Problem to solve - Give back the records below exactly, every one, with no pictures.

# Start of Entries shown

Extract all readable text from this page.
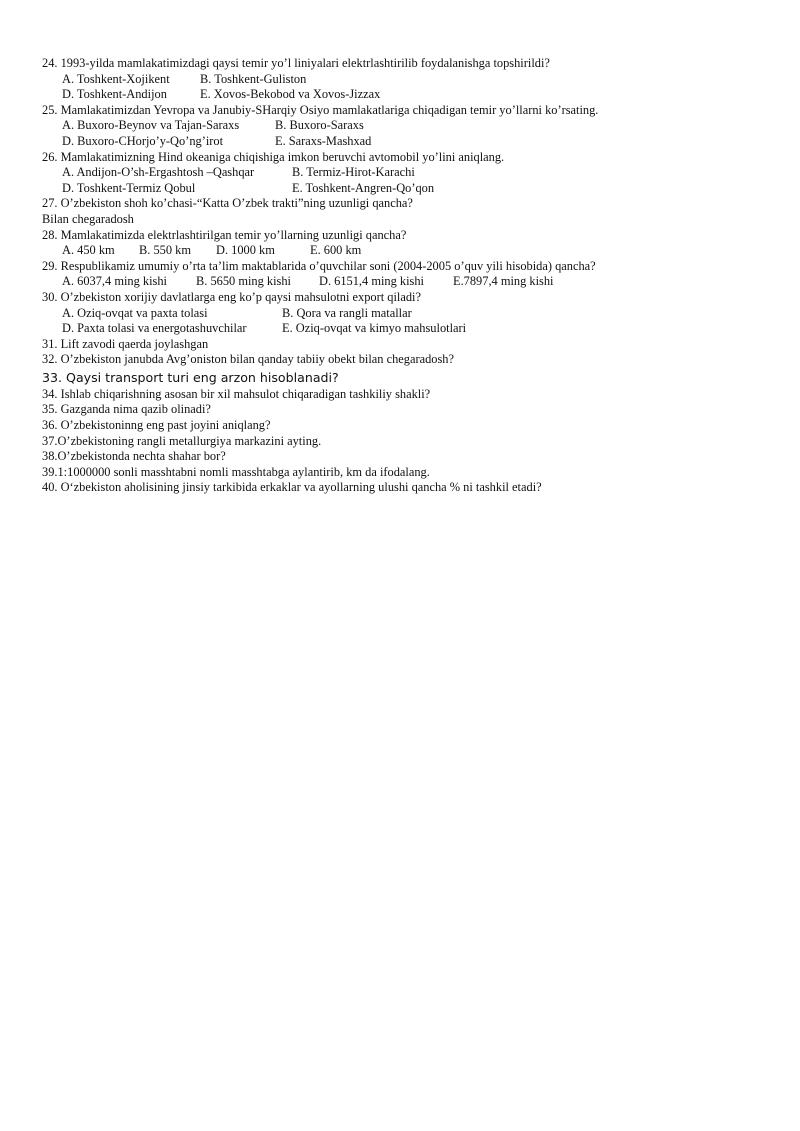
24. 1993-yilda mamlakatimizdagi qaysi temir yo’l liniyalari elektrlashtirilib foydalanishga topshirildi?
A. Toshkent-Xojikent B. Toshkent-Guliston
D. Toshkent-Andijon	E. Xovos-Bekobod va Xovos-Jizzax
25. Mamlakatimizdan Yevropa va Janubiy-SHarqiy Osiyo mamlakatlariga chiqadigan temir yo’llarni ko’rsating.
A. Buxoro-Beynov va Tajan-Saraxs	B. Buxoro-Saraxs
D. Buxoro-CHorjo’y-Qo’ng’irot	E. Saraxs-Mashxad
26. Mamlakatimizning Hind okeaniga chiqishiga imkon beruvchi avtomobil yo’lini aniqlang.
A. Andijon-O’sh-Ergashtosh –Qashqar	B. Termiz-Hirot-Karachi
D. Toshkent-Termiz Qobul	E. Toshkent-Angren-Qo’qon
27. O’zbekiston shoh ko’chasi-“Katta O’zbek trakti”ning uzunligi qancha?
Bilan chegaradosh
28. Mamlakatimizda elektrlashtirilgan temir yo’llarning uzunligi qancha?
A. 450 km B. 550 km D. 1000 km	E. 600 km
29. Respublikamiz umumiy o’rta ta’lim maktablarida o’quvchilar soni (2004-2005 o’quv yili hisobida) qancha?
A. 6037,4 ming kishi B. 5650 ming kishi D. 6151,4 ming kishi E.7897,4 ming kishi
30. O’zbekiston xorijiy davlatlarga eng ko’p qaysi mahsulotni export qiladi?
A. Oziq-ovqat va paxta tolasi	B. Qora va rangli matallar
D. Paxta tolasi va energotashuvchilar	E. Oziq-ovqat va kimyo mahsulotlari
31. Lift zavodi qaerda joylashgan
32. O’zbekiston janubda Avg’oniston bilan qanday tabiiy obekt bilan chegaradosh?
33. Qaysi transport turi eng arzon hisoblanadi?
34. Ishlab chiqarishning asosan bir xil mahsulot chiqaradigan tashkiliy shakli?
35. Gazganda nima qazib olinadi?
36. O’zbekistoninng eng past joyini aniqlang?
37.O’zbekistoning rangli metallurgiya markazini ayting.
38.O’zbekistonda nechta shahar bor?
39.1:1000000 sonli masshtabni nomli masshtabga aylantirib, km da ifodalang.
40. O‘zbekiston aholisining jinsiy tarkibida erkaklar va ayollarning ulushi qancha % ni tashkil etadi?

# End of Entries shown

Output -
Extract all readable text from this page.
24. 1993-yilda mamlakatimizdagi qaysi temir yo’l liniyalari elektrlashtirilib foydalanishga topshirildi?
A. Toshkent-Xojikent B. Toshkent-Guliston
D. Toshkent-Andijon	E. Xovos-Bekobod va Xovos-Jizzax
25. Mamlakatimizdan Yevropa va Janubiy-SHarqiy Osiyo mamlakatlariga chiqadigan temir yo’llarni ko’rsating.
A. Buxoro-Beynov va Tajan-Saraxs	B. Buxoro-Saraxs
D. Buxoro-CHorjo’y-Qo’ng’irot	E. Saraxs-Mashxad
26. Mamlakatimizning Hind okeaniga chiqishiga imkon beruvchi avtomobil yo’lini aniqlang.
A. Andijon-O’sh-Ergashtosh –Qashqar	B. Termiz-Hirot-Karachi
D. Toshkent-Termiz Qobul	E. Toshkent-Angren-Qo’qon
27. O’zbekiston shoh ko’chasi-“Katta O’zbek trakti”ning uzunligi qancha?
Bilan chegaradosh
28. Mamlakatimizda elektrlashtirilgan temir yo’llarning uzunligi qancha?
A. 450 km B. 550 km D. 1000 km	E. 600 km
29. Respublikamiz umumiy o’rta ta’lim maktablarida o’quvchilar soni (2004-2005 o’quv yili hisobida) qancha?
A. 6037,4 ming kishi B. 5650 ming kishi D. 6151,4 ming kishi E.7897,4 ming kishi
30. O’zbekiston xorijiy davlatlarga eng ko’p qaysi mahsulotni export qiladi?
A. Oziq-ovqat va paxta tolasi	B. Qora va rangli matallar
D. Paxta tolasi va energotashuvchilar	E. Oziq-ovqat va kimyo mahsulotlari
31. Lift zavodi qaerda joylashgan
32. O’zbekiston janubda Avg’oniston bilan qanday tabiiy obekt bilan chegaradosh?
33. Qaysi transport turi eng arzon hisoblanadi?
34. Ishlab chiqarishning asosan bir xil mahsulot chiqaradigan tashkiliy shakli?
35. Gazganda nima qazib olinadi?
36. O’zbekistoninng eng past joyini aniqlang?
37.O’zbekistoning rangli metallurgiya markazini ayting.
38.O’zbekistonda nechta shahar bor?
39.1:1000000 sonli masshtabni nomli masshtabga aylantirib, km da ifodalang.
40. O‘zbekiston aholisining jinsiy tarkibida erkaklar va ayollarning ulushi qancha % ni tashkil etadi?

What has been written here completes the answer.